» **What is required**: Keep the pictures out and restate every record exactly.

» **Working data**:
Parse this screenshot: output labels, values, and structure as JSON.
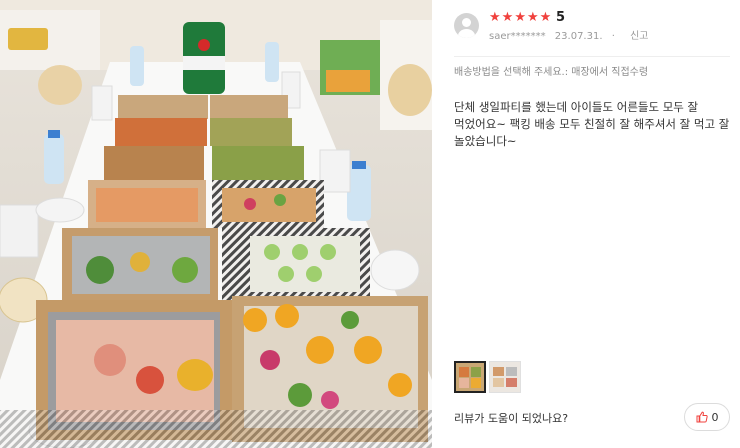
{
  "review": {
    "rating": "5",
    "rating_stars": 5,
    "star_color": "#f0413d",
    "author": "saer*******",
    "date": "23.07.31.",
    "report_label": "신고",
    "option_text": "배송방법을 선택해 주세요.: 매장에서 직접수령",
    "body": "단체 생일파티를 했는데 아이들도 어른들도 모두 잘 먹었어요~ 팩킹 배송 모두 친절히 잘 해주셔서 잘 먹고 잘 놀았습니다~",
    "thumbnails": [
      "review-photo-1",
      "review-photo-2"
    ],
    "selected_thumbnail": 1,
    "helpful_question": "리뷰가 도움이 되었나요?",
    "like_count": "0"
  },
  "photo": {
    "subject": "party-catering-food-trays",
    "can_brand": "Heineken"
  }
}
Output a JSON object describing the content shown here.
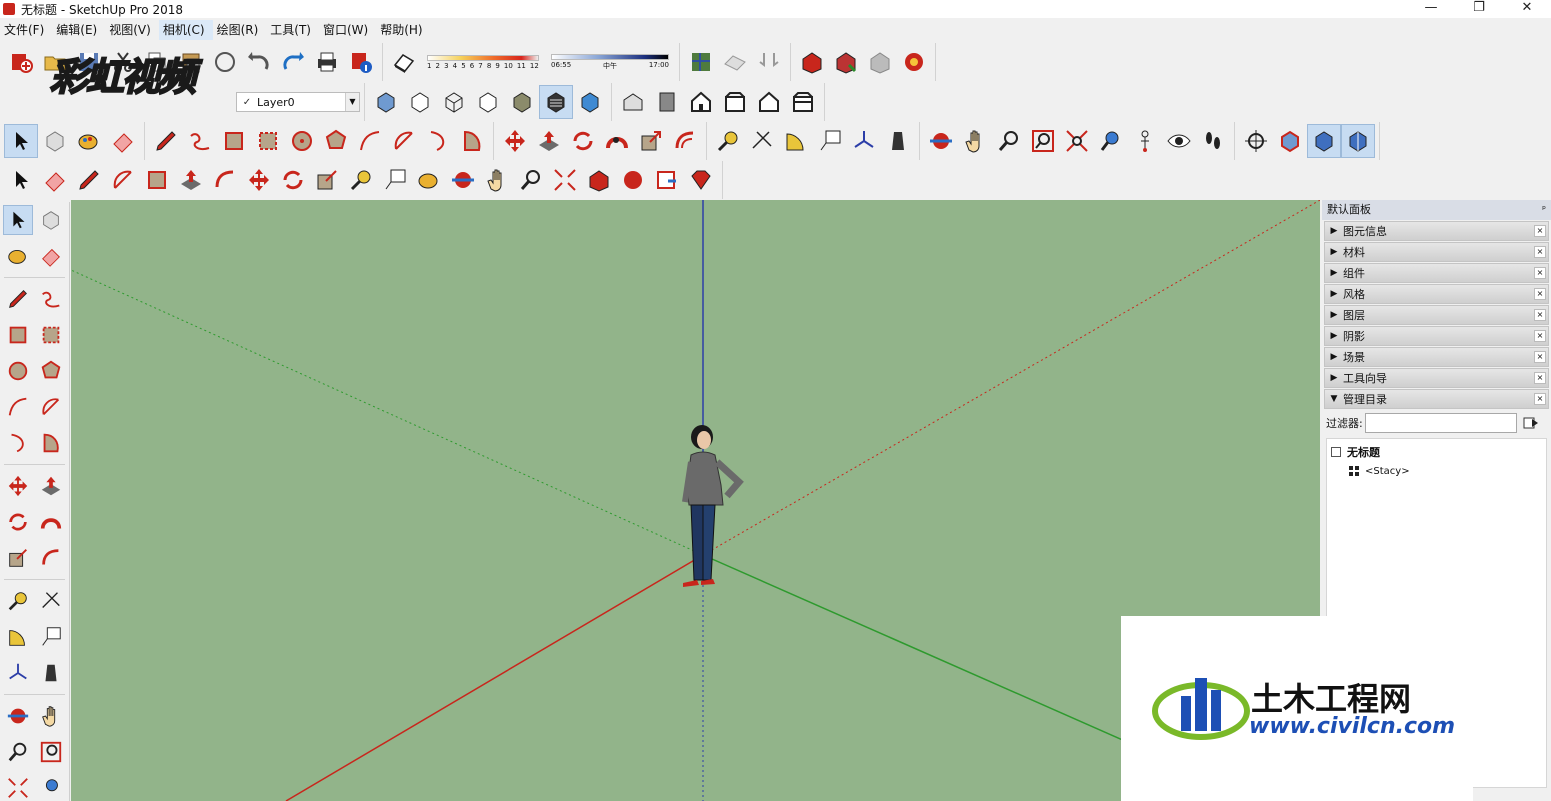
{
  "window": {
    "title": "无标题 - SketchUp Pro 2018",
    "controls": [
      "—",
      "❐",
      "✕"
    ]
  },
  "menubar": [
    {
      "label": "文件(F)"
    },
    {
      "label": "编辑(E)"
    },
    {
      "label": "视图(V)"
    },
    {
      "label": "相机(C)"
    },
    {
      "label": "绘图(R)"
    },
    {
      "label": "工具(T)"
    },
    {
      "label": "窗口(W)"
    },
    {
      "label": "帮助(H)"
    }
  ],
  "toolbar": {
    "layer": {
      "check": "✓",
      "value": "Layer0"
    },
    "shadow_months": [
      "1",
      "2",
      "3",
      "4",
      "5",
      "6",
      "7",
      "8",
      "9",
      "10",
      "11",
      "12"
    ],
    "shadow_time": {
      "start": "06:55",
      "mid": "中午",
      "end": "17:00"
    }
  },
  "tray": {
    "title": "默认面板",
    "pin": "ᵖ",
    "panels": [
      {
        "label": "图元信息",
        "expanded": false
      },
      {
        "label": "材料",
        "expanded": false
      },
      {
        "label": "组件",
        "expanded": false
      },
      {
        "label": "风格",
        "expanded": false
      },
      {
        "label": "图层",
        "expanded": false
      },
      {
        "label": "阴影",
        "expanded": false
      },
      {
        "label": "场景",
        "expanded": false
      },
      {
        "label": "工具向导",
        "expanded": false
      },
      {
        "label": "管理目录",
        "expanded": true
      }
    ],
    "collapsed_arrow": "▶",
    "expanded_arrow": "▼",
    "close_glyph": "×",
    "filter_label": "过滤器:",
    "filter_value": "",
    "outliner": {
      "root": "无标题",
      "children": [
        "<Stacy>"
      ]
    }
  },
  "watermarks": {
    "top_left": "彩虹视频",
    "bottom_right_cn": "土木工程网",
    "bottom_right_url": "www.civilcn.com"
  },
  "colors": {
    "viewport_bg": "#92b48a",
    "axis_red": "#c8261c",
    "axis_green": "#2e9a2e",
    "axis_blue": "#2c3ea8",
    "menu_highlight": "#dbe9f8"
  }
}
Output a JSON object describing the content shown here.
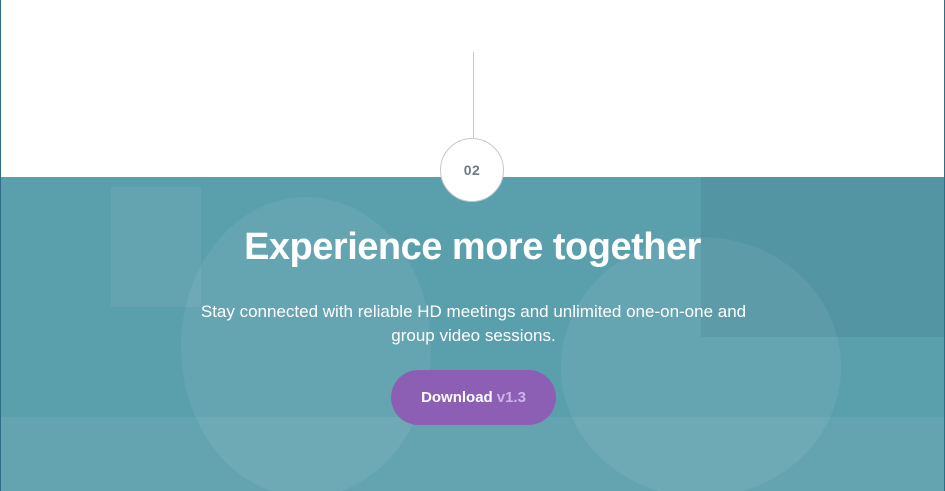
{
  "step": {
    "number": "02"
  },
  "hero": {
    "title": "Experience more together",
    "subtitle": "Stay connected with reliable HD meetings and unlimited one-on-one and group video sessions."
  },
  "download": {
    "label": "Download",
    "version": "v1.3"
  },
  "colors": {
    "hero_bg": "#5a9fac",
    "button_bg": "#8c5fb5",
    "version_text": "#cdb3ea",
    "step_text": "#6e7a86"
  }
}
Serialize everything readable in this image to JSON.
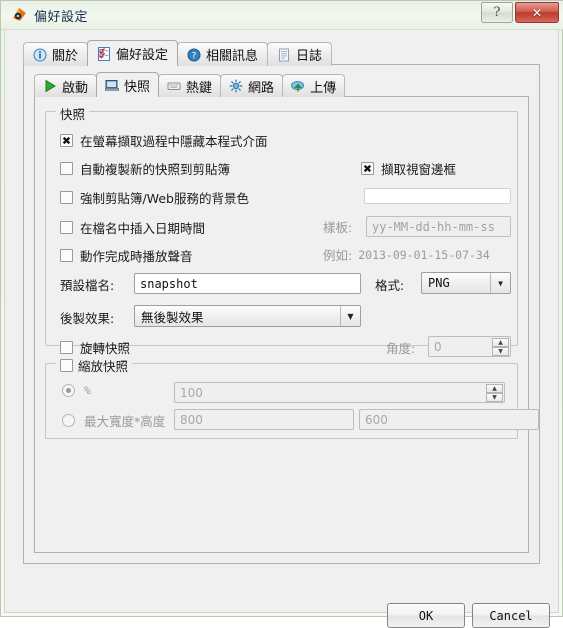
{
  "window": {
    "title": "偏好設定",
    "icon": "app-icon",
    "buttons": {
      "help": "?",
      "close": "✕"
    },
    "titlebar_color": "#eaf1e5",
    "close_color": "#b93b2d"
  },
  "outer_tabs": [
    {
      "label": "關於",
      "icon": "info-icon",
      "active": false
    },
    {
      "label": "偏好設定",
      "icon": "checklist-icon",
      "active": true
    },
    {
      "label": "相關訊息",
      "icon": "help-icon",
      "active": false
    },
    {
      "label": "日誌",
      "icon": "log-icon",
      "active": false
    }
  ],
  "inner_tabs": [
    {
      "label": "啟動",
      "icon": "play-icon",
      "active": false
    },
    {
      "label": "快照",
      "icon": "snapshot-icon",
      "active": true
    },
    {
      "label": "熱鍵",
      "icon": "hotkey-icon",
      "active": false
    },
    {
      "label": "網路",
      "icon": "network-icon",
      "active": false
    },
    {
      "label": "上傳",
      "icon": "upload-icon",
      "active": false
    }
  ],
  "snapshot_group": {
    "title": "快照",
    "hide_ui": {
      "label": "在螢幕擷取過程中隱藏本程式介面",
      "checked": true
    },
    "auto_copy": {
      "label": "自動複製新的快照到剪貼簿",
      "checked": false
    },
    "capture_border": {
      "label": "擷取視窗邊框",
      "checked": true
    },
    "force_bg": {
      "label": "強制剪貼簿/Web服務的背景色",
      "checked": false
    },
    "bg_color_value": "",
    "bg_color_hex": "#ffffff",
    "insert_datetime": {
      "label": "在檔名中插入日期時間",
      "checked": false
    },
    "play_sound": {
      "label": "動作完成時播放聲音",
      "checked": false
    },
    "template_label": "樣板:",
    "template_value": "yy-MM-dd-hh-mm-ss",
    "example_label": "例如:",
    "example_value": "2013-09-01-15-07-34",
    "filename_label": "預設檔名:",
    "filename_value": "snapshot",
    "format_label": "格式:",
    "format_value": "PNG",
    "effect_label": "後製效果:",
    "effect_value": "無後製效果",
    "rotate": {
      "label": "旋轉快照",
      "checked": false
    },
    "angle_label": "角度:",
    "angle_value": "0"
  },
  "scale_group": {
    "title": "縮放快照",
    "enabled": false,
    "percent_radio_label": "%",
    "percent_selected": true,
    "percent_value": "100",
    "maxsize_radio_label": "最大寬度*高度",
    "maxsize_selected": false,
    "width_value": "800",
    "height_value": "600"
  },
  "footer": {
    "ok_label": "OK",
    "cancel_label": "Cancel"
  }
}
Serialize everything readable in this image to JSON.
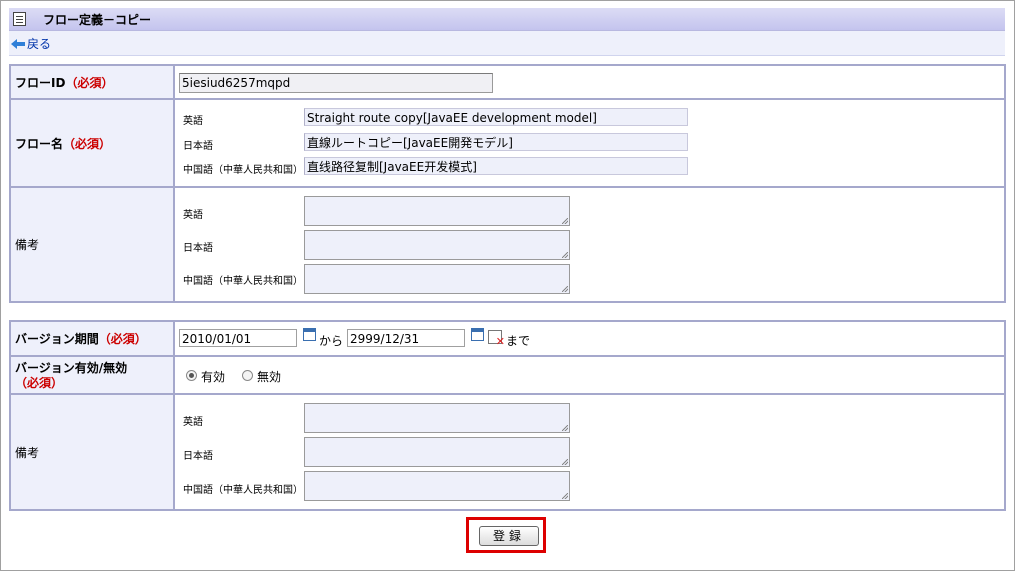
{
  "header": {
    "title": "フロー定義－コピー",
    "back_label": "戻る"
  },
  "flow": {
    "id_label": "フローID",
    "name_label": "フロー名",
    "required": "（必須）",
    "id_value": "5iesiud6257mqpd",
    "name_values": {
      "en": "Straight route copy[JavaEE development model]",
      "ja": "直線ルートコピー[JavaEE開発モデル]",
      "zh": "直线路径复制[JavaEE开发模式]"
    },
    "remarks_label": "備考"
  },
  "languages": {
    "en": "英語",
    "ja": "日本語",
    "zh": "中国語（中華人民共和国）"
  },
  "version": {
    "period_label": "バージョン期間",
    "required": "（必須）",
    "start_date": "2010/01/01",
    "from_text": "から",
    "end_date": "2999/12/31",
    "until_text": "まで",
    "validity_label": "バージョン有効/無効",
    "validity_required": "（必須）",
    "option_valid": "有効",
    "option_invalid": "無効",
    "selected": "有効",
    "remarks_label": "備考"
  },
  "actions": {
    "submit_label": "登録"
  }
}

» **Reply to the task**:
Parse this screenshot: output labels, values, and structure as JSON.
{
  "review": {
    "rating": "5",
    "rating_stars": 5,
    "star_color": "#f0413d",
    "author": "saer*******",
    "date": "23.07.31.",
    "report_label": "신고",
    "option_text": "배송방법을 선택해 주세요.: 매장에서 직접수령",
    "body": "단체 생일파티를 했는데 아이들도 어른들도 모두 잘 먹었어요~ 팩킹 배송 모두 친절히 잘 해주셔서 잘 먹고 잘 놀았습니다~",
    "thumbnails": [
      "review-photo-1",
      "review-photo-2"
    ],
    "selected_thumbnail": 1,
    "helpful_question": "리뷰가 도움이 되었나요?",
    "like_count": "0"
  },
  "photo": {
    "subject": "party-catering-food-trays",
    "can_brand": "Heineken"
  }
}
Output a JSON object describing the content shown here.
{
  "window": {
    "title": "无标题 - SketchUp Pro 2018",
    "controls": [
      "—",
      "❐",
      "✕"
    ]
  },
  "menubar": [
    {
      "label": "文件(F)"
    },
    {
      "label": "编辑(E)"
    },
    {
      "label": "视图(V)"
    },
    {
      "label": "相机(C)"
    },
    {
      "label": "绘图(R)"
    },
    {
      "label": "工具(T)"
    },
    {
      "label": "窗口(W)"
    },
    {
      "label": "帮助(H)"
    }
  ],
  "toolbar": {
    "layer": {
      "check": "✓",
      "value": "Layer0"
    },
    "shadow_months": [
      "1",
      "2",
      "3",
      "4",
      "5",
      "6",
      "7",
      "8",
      "9",
      "10",
      "11",
      "12"
    ],
    "shadow_time": {
      "start": "06:55",
      "mid": "中午",
      "end": "17:00"
    }
  },
  "tray": {
    "title": "默认面板",
    "pin": "ᵖ",
    "panels": [
      {
        "label": "图元信息",
        "expanded": false
      },
      {
        "label": "材料",
        "expanded": false
      },
      {
        "label": "组件",
        "expanded": false
      },
      {
        "label": "风格",
        "expanded": false
      },
      {
        "label": "图层",
        "expanded": false
      },
      {
        "label": "阴影",
        "expanded": false
      },
      {
        "label": "场景",
        "expanded": false
      },
      {
        "label": "工具向导",
        "expanded": false
      },
      {
        "label": "管理目录",
        "expanded": true
      }
    ],
    "collapsed_arrow": "▶",
    "expanded_arrow": "▼",
    "close_glyph": "×",
    "filter_label": "过滤器:",
    "filter_value": "",
    "outliner": {
      "root": "无标题",
      "children": [
        "<Stacy>"
      ]
    }
  },
  "watermarks": {
    "top_left": "彩虹视频",
    "bottom_right_cn": "土木工程网",
    "bottom_right_url": "www.civilcn.com"
  },
  "colors": {
    "viewport_bg": "#92b48a",
    "axis_red": "#c8261c",
    "axis_green": "#2e9a2e",
    "axis_blue": "#2c3ea8",
    "menu_highlight": "#dbe9f8"
  }
}
Output a JSON object describing the content shown here.
{
  "step": {
    "number": "02"
  },
  "hero": {
    "title": "Experience more together",
    "subtitle": "Stay connected with reliable HD meetings and unlimited one-on-one and group video sessions."
  },
  "download": {
    "label": "Download",
    "version": "v1.3"
  },
  "colors": {
    "hero_bg": "#5a9fac",
    "button_bg": "#8c5fb5",
    "version_text": "#cdb3ea",
    "step_text": "#6e7a86"
  }
}
Serialize everything readable in this image to JSON.
{
  "window": {
    "title": "偏好設定",
    "icon": "app-icon",
    "buttons": {
      "help": "?",
      "close": "✕"
    },
    "titlebar_color": "#eaf1e5",
    "close_color": "#b93b2d"
  },
  "outer_tabs": [
    {
      "label": "關於",
      "icon": "info-icon",
      "active": false
    },
    {
      "label": "偏好設定",
      "icon": "checklist-icon",
      "active": true
    },
    {
      "label": "相關訊息",
      "icon": "help-icon",
      "active": false
    },
    {
      "label": "日誌",
      "icon": "log-icon",
      "active": false
    }
  ],
  "inner_tabs": [
    {
      "label": "啟動",
      "icon": "play-icon",
      "active": false
    },
    {
      "label": "快照",
      "icon": "snapshot-icon",
      "active": true
    },
    {
      "label": "熱鍵",
      "icon": "hotkey-icon",
      "active": false
    },
    {
      "label": "網路",
      "icon": "network-icon",
      "active": false
    },
    {
      "label": "上傳",
      "icon": "upload-icon",
      "active": false
    }
  ],
  "snapshot_group": {
    "title": "快照",
    "hide_ui": {
      "label": "在螢幕擷取過程中隱藏本程式介面",
      "checked": true
    },
    "auto_copy": {
      "label": "自動複製新的快照到剪貼簿",
      "checked": false
    },
    "capture_border": {
      "label": "擷取視窗邊框",
      "checked": true
    },
    "force_bg": {
      "label": "強制剪貼簿/Web服務的背景色",
      "checked": false
    },
    "bg_color_value": "",
    "bg_color_hex": "#ffffff",
    "insert_datetime": {
      "label": "在檔名中插入日期時間",
      "checked": false
    },
    "play_sound": {
      "label": "動作完成時播放聲音",
      "checked": false
    },
    "template_label": "樣板:",
    "template_value": "yy-MM-dd-hh-mm-ss",
    "example_label": "例如:",
    "example_value": "2013-09-01-15-07-34",
    "filename_label": "預設檔名:",
    "filename_value": "snapshot",
    "format_label": "格式:",
    "format_value": "PNG",
    "effect_label": "後製效果:",
    "effect_value": "無後製效果",
    "rotate": {
      "label": "旋轉快照",
      "checked": false
    },
    "angle_label": "角度:",
    "angle_value": "0"
  },
  "scale_group": {
    "title": "縮放快照",
    "enabled": false,
    "percent_radio_label": "%",
    "percent_selected": true,
    "percent_value": "100",
    "maxsize_radio_label": "最大寬度*高度",
    "maxsize_selected": false,
    "width_value": "800",
    "height_value": "600"
  },
  "footer": {
    "ok_label": "OK",
    "cancel_label": "Cancel"
  }
}
Serialize everything readable in this image to JSON.
{
  "header": {
    "title": "フロー定義－コピー",
    "back_label": "戻る"
  },
  "flow": {
    "id_label": "フローID",
    "name_label": "フロー名",
    "required": "（必須）",
    "id_value": "5iesiud6257mqpd",
    "name_values": {
      "en": "Straight route copy[JavaEE development model]",
      "ja": "直線ルートコピー[JavaEE開発モデル]",
      "zh": "直线路径复制[JavaEE开发模式]"
    },
    "remarks_label": "備考"
  },
  "languages": {
    "en": "英語",
    "ja": "日本語",
    "zh": "中国語（中華人民共和国）"
  },
  "version": {
    "period_label": "バージョン期間",
    "required": "（必須）",
    "start_date": "2010/01/01",
    "from_text": "から",
    "end_date": "2999/12/31",
    "until_text": "まで",
    "validity_label": "バージョン有効/無効",
    "validity_required": "（必須）",
    "option_valid": "有効",
    "option_invalid": "無効",
    "selected": "有効",
    "remarks_label": "備考"
  },
  "actions": {
    "submit_label": "登録"
  }
}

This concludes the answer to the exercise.